Zu erledigende Aufgabe
Setze bitte die Spielbesprechung zu Running Fred nach ihrem letzten Satz fort.

Textabschnitt
══════
Wer an Jump ’n‘ Runs denkt, hat unweigerlich einen blauen Igel und einen italienischen Klempner im Kopf. Running Fred teilt sich jedoch, außer das Genre, nichts mit den beiden Kult-Charakteren.

Hier wird auch beherzt gerannt und gesprungen, jedoch sind die Konsequenzen dabei deutlich sichtbar. Fallen Igel und Klempner nach Feindberührung unblutig vom Bildschirm, geizt dieses Spiel nicht bei der Gewaltdarstellung. Daum ist das Game auch, trotz Knuddel-Optik, nicht für Kinder geeignet. Optional kann man jedoch in den Menüs Blut und umherfliegende Körperteile ausschalten. Der rothaarige Fred flitzt in einem riesigen Tempo durch die Levels auf der Flucht vor einem lilafarbigen Sensenmann.

Wenn Fred vor eine Mauer kracht, läuft er Gefahr, von diesem Gesellen einkassiert zu werden. Doch das ist noch lange nicht das Einzige, worum sich der Teenager sorgen machen muss. Sägeblätter, Abgründe und andere Fallen müssen überwunden werden. Hierbei werden in alter Mario-Tradition Münzen gesammelt. Diese werden dann in einem Shop investiert, um sich neue Outfits, Fähigkeiten oder Level freizuschalten. Das System funktioniert ähnlich wie bei GLU-Mobile Spielen.

Man kann ewig auf „normalem“ Weg zocken und mit sehr viel Geduld durch pures Spielen die gewünschten Extras freischalten oder man lässt Bares springen. Eine weitere Alternative sind auch hier Sonderaktionen, wie das Bewerben des Spiels auf Facebook. Die Grafik erinnert sehr an Nintendo 64 Zeiten, was nicht schlecht ist, heutige Smartphones haben aber deutlich mehr auf dem Kasten. Der Sound ist auch keine Wucht, passt aber zum Spielgeschehen.
══════
Bereitgestellte Daten
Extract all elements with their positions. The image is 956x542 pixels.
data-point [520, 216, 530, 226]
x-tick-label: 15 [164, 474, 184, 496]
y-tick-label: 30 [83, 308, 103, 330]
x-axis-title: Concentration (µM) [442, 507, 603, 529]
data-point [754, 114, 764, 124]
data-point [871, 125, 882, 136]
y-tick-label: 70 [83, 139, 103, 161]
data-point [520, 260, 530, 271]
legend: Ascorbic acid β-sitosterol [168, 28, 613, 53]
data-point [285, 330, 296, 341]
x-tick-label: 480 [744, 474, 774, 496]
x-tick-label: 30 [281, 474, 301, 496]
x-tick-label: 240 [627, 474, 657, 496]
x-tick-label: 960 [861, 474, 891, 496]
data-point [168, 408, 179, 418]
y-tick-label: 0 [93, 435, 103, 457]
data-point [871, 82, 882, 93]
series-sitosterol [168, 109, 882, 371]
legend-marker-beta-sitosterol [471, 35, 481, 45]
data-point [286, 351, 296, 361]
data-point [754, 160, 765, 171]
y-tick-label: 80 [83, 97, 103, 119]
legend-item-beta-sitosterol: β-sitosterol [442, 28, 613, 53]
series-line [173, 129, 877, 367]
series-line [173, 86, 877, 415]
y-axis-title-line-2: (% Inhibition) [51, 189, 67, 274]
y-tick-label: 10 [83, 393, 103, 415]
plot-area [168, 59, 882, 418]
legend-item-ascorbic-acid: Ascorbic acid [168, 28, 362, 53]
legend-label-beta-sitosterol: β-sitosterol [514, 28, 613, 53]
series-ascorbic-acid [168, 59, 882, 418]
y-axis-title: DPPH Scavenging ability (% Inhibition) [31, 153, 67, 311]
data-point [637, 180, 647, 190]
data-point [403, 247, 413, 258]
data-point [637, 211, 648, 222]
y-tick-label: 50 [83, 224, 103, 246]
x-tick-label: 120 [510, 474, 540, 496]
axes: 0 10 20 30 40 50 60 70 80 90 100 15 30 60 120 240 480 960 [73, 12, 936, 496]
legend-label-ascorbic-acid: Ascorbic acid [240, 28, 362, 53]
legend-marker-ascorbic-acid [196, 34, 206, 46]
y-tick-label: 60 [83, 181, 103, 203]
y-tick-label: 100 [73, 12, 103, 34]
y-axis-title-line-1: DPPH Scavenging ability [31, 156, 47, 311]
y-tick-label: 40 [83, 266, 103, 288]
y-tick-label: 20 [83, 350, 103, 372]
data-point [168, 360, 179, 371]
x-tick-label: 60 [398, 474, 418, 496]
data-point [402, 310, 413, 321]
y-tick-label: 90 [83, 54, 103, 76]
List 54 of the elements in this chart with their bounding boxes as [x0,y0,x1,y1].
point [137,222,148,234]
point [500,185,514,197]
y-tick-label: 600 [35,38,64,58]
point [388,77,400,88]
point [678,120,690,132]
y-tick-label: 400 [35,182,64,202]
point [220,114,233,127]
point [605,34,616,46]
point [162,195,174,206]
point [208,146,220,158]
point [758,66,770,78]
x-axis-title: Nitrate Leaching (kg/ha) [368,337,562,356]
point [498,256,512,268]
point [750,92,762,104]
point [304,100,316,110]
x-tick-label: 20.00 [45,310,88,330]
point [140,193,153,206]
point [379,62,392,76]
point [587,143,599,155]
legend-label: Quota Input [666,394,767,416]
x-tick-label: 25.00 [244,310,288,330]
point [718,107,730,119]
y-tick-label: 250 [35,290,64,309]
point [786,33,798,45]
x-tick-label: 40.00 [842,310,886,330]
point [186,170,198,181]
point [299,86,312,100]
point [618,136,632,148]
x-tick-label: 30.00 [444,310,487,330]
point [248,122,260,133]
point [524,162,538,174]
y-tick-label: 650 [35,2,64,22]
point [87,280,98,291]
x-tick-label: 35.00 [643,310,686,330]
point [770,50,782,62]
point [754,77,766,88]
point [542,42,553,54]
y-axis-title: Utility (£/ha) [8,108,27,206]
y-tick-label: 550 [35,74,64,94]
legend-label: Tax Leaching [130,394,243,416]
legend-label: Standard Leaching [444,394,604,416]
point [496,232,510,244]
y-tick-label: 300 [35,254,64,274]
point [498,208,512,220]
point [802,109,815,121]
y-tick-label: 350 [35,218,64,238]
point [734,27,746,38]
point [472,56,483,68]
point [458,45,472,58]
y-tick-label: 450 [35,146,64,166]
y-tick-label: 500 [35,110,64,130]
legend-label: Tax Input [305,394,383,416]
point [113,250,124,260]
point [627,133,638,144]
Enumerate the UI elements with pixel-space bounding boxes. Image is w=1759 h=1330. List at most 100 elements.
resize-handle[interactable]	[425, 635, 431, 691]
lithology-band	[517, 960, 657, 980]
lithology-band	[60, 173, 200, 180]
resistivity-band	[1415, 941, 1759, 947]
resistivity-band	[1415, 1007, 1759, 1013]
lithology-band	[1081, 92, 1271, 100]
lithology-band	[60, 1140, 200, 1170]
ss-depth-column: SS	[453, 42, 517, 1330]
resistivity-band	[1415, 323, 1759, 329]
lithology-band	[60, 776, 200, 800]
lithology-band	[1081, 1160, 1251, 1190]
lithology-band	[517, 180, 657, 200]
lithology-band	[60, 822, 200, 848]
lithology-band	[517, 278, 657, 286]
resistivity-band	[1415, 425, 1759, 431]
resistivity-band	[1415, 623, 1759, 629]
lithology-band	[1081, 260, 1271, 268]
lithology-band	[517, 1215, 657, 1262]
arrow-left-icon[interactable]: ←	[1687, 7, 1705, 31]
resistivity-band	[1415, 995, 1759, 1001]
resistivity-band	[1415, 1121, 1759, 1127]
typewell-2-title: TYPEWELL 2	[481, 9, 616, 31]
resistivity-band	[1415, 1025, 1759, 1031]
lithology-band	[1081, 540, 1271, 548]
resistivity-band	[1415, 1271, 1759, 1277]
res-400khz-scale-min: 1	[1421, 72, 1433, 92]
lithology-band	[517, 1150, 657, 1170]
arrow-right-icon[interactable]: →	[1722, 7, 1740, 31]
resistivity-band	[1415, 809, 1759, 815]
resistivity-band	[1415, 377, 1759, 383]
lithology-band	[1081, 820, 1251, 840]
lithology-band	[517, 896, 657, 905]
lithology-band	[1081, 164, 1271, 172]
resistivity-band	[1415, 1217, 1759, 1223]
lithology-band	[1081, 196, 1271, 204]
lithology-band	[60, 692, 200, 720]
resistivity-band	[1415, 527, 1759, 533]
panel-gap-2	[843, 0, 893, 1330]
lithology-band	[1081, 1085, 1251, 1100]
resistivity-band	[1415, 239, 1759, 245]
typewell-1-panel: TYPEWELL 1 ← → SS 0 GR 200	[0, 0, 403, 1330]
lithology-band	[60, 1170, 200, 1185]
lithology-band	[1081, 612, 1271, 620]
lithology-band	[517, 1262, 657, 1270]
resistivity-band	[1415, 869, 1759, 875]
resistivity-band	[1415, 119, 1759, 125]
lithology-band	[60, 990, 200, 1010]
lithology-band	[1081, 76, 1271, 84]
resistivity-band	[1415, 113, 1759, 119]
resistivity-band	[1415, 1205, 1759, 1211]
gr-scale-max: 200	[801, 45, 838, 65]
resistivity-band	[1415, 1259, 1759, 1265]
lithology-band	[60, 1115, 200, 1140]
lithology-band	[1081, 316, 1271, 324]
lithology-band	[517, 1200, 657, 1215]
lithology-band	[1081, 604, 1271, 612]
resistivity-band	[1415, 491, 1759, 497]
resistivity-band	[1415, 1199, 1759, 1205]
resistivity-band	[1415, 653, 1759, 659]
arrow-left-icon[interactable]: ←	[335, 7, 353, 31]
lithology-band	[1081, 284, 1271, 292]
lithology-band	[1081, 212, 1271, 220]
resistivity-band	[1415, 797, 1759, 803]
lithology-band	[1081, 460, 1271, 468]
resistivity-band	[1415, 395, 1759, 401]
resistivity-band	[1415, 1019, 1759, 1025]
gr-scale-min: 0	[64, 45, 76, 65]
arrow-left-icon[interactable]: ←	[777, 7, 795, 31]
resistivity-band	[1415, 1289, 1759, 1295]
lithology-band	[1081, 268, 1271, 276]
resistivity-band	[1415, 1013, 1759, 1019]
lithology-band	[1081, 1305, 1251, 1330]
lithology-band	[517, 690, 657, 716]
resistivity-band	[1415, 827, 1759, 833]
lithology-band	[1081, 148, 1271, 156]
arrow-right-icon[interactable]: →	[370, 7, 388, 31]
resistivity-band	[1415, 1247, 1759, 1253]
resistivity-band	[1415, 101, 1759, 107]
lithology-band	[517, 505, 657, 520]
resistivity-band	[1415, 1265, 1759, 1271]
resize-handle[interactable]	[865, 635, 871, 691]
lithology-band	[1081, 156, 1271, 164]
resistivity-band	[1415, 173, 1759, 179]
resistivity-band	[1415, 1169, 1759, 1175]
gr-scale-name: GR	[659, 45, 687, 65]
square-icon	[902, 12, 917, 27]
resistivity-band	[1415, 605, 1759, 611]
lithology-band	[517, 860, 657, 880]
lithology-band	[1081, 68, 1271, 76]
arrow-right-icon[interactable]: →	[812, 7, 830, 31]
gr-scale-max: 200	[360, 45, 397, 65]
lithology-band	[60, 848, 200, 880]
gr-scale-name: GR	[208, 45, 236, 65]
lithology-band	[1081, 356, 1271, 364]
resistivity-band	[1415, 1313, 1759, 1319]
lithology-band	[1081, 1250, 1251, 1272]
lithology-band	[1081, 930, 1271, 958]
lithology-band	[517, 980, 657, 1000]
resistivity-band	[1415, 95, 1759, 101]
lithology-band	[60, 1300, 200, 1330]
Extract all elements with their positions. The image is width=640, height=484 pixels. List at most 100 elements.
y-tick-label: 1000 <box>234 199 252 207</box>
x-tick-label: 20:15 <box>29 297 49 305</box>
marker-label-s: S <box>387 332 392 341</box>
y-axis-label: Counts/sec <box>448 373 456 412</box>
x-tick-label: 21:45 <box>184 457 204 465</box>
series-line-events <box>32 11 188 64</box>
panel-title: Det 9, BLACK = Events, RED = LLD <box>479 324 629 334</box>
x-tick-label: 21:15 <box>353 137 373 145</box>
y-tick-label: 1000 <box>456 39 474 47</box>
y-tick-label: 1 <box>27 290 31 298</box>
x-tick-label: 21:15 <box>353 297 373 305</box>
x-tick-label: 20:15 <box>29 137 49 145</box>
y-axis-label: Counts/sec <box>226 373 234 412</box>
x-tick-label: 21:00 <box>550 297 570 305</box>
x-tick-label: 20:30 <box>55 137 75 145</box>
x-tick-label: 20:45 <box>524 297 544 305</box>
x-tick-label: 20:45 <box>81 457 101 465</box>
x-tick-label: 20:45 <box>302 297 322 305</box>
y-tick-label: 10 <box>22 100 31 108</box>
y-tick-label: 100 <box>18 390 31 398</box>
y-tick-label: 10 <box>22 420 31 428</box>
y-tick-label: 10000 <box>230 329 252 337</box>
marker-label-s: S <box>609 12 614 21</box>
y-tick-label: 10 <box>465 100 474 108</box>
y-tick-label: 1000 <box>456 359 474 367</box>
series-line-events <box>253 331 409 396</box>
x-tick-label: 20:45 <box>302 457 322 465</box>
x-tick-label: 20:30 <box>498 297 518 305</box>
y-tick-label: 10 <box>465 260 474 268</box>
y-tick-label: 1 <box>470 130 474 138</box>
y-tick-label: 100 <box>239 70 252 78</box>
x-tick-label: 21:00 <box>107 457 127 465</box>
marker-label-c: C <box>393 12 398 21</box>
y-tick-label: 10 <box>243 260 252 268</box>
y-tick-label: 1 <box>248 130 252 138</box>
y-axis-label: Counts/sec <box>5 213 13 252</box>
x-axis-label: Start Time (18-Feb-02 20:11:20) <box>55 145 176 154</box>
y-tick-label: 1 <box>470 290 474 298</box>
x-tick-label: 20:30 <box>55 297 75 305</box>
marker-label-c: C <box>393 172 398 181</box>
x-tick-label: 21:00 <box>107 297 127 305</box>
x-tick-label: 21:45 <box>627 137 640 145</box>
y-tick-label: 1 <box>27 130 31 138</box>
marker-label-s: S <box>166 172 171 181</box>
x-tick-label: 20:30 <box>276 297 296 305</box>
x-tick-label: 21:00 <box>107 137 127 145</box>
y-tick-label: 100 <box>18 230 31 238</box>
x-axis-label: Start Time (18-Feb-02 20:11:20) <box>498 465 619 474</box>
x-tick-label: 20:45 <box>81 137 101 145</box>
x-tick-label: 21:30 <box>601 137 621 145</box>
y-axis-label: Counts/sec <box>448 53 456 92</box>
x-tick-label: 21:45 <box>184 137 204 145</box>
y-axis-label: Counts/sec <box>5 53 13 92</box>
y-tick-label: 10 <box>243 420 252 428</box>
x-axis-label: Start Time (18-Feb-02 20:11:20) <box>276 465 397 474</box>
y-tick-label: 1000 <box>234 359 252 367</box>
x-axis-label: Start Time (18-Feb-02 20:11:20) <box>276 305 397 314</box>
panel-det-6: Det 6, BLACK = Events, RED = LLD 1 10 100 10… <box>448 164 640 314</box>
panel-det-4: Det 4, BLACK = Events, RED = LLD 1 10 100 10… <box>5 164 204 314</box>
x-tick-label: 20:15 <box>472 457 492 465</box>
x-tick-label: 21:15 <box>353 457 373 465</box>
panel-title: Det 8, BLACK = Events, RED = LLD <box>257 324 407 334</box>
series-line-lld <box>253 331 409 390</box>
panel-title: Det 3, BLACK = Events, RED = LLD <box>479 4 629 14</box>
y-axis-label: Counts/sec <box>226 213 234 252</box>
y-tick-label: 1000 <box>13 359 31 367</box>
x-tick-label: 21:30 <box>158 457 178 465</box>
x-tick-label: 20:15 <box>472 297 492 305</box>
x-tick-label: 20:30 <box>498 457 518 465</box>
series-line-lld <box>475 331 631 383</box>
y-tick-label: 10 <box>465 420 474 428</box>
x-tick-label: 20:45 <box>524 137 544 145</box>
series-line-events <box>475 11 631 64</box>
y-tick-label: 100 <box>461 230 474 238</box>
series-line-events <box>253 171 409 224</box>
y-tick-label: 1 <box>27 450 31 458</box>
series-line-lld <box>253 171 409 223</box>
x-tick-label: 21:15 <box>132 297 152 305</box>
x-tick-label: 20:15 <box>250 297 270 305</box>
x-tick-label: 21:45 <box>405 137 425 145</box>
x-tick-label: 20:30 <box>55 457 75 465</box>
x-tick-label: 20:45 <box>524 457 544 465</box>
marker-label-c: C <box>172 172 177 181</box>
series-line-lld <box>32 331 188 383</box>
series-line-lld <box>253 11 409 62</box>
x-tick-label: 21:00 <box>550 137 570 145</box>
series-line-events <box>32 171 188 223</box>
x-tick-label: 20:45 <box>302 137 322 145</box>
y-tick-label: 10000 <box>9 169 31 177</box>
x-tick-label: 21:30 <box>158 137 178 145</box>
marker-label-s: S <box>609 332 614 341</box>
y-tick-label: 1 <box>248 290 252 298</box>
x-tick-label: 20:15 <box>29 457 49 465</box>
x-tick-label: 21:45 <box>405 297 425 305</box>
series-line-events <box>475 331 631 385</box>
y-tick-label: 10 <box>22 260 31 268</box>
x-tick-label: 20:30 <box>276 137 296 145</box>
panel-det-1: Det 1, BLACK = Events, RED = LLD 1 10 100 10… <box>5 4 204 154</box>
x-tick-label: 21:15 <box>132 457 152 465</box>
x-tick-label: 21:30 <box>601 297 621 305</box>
══════
Antwort zur Aufgabe
Das Game hat den typischen „Das muss doch zu schaffen sein!“-Faktor und motiviert daher immer wieder aufs Neue. Zahnärzte werden sich aber sicher über mehr Besucher freuen, denn bei manchen verzwickten Passagen neigt man dazu ins Handy zu beißen. Die Steuerung ist jedoch denkbar einfach. Fred zischt automatisch durch die Levels geradeaus, seitlich bewegt er sich mit der Bewegung des Smartphones. Wenn man im rechten Bildschirmbereich toucht, springt der kleine Held über Hindernisse.

Mit 34 MB ist das Spiel für ein Vertreter seiner Art noch relativ kompakt ausgefallen. Mir hat Running Fred jedenfalls Spaß gemacht. Wenngleich es etwas frustrierend ist, dass man Checkpoints im Shop erwerben muss. Ein Fehlschlag führt so oft zum erneuten wiederholen des kompletten Levels.